[begin TASK INPUTS]
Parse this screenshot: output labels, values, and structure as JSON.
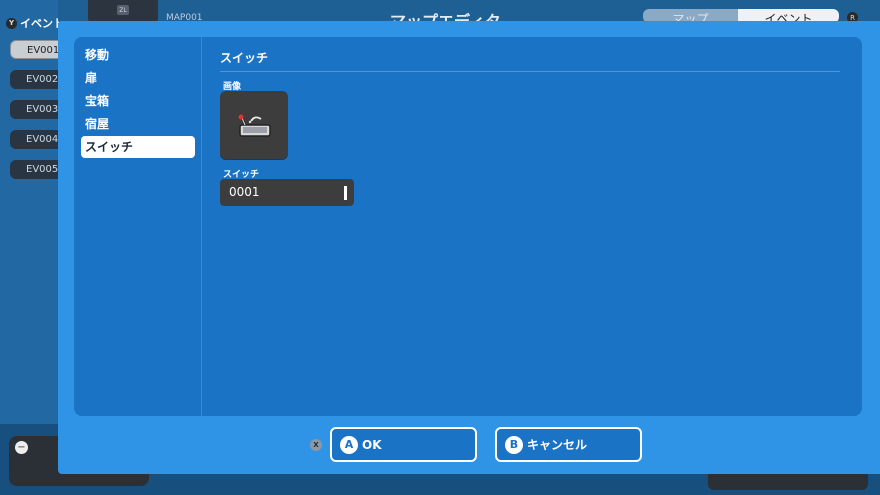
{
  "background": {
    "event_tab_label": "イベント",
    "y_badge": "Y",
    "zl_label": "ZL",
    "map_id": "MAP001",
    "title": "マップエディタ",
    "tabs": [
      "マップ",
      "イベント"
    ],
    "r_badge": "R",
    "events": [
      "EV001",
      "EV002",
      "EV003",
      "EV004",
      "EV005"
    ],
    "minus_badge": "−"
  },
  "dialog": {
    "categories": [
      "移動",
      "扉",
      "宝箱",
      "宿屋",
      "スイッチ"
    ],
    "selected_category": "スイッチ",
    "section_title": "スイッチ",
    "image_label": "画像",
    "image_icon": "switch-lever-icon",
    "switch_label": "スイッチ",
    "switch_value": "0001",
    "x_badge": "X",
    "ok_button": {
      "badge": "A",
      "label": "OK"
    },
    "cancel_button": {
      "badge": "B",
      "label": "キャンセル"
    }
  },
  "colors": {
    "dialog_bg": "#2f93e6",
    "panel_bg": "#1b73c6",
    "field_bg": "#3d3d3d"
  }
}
[end TASK INPUTS]
◆ WHAT IS ASKED
Leave out the pictures, and give all the records again exactly.

◆ RESULT OF THE EXERCISE
Parse this screenshot: output labels, values, and structure as JSON.
{
  "background": {
    "event_tab_label": "イベント",
    "y_badge": "Y",
    "zl_label": "ZL",
    "map_id": "MAP001",
    "title": "マップエディタ",
    "tabs": [
      "マップ",
      "イベント"
    ],
    "r_badge": "R",
    "events": [
      "EV001",
      "EV002",
      "EV003",
      "EV004",
      "EV005"
    ],
    "minus_badge": "−"
  },
  "dialog": {
    "categories": [
      "移動",
      "扉",
      "宝箱",
      "宿屋",
      "スイッチ"
    ],
    "selected_category": "スイッチ",
    "section_title": "スイッチ",
    "image_label": "画像",
    "image_icon": "switch-lever-icon",
    "switch_label": "スイッチ",
    "switch_value": "0001",
    "x_badge": "X",
    "ok_button": {
      "badge": "A",
      "label": "OK"
    },
    "cancel_button": {
      "badge": "B",
      "label": "キャンセル"
    }
  },
  "colors": {
    "dialog_bg": "#2f93e6",
    "panel_bg": "#1b73c6",
    "field_bg": "#3d3d3d"
  }
}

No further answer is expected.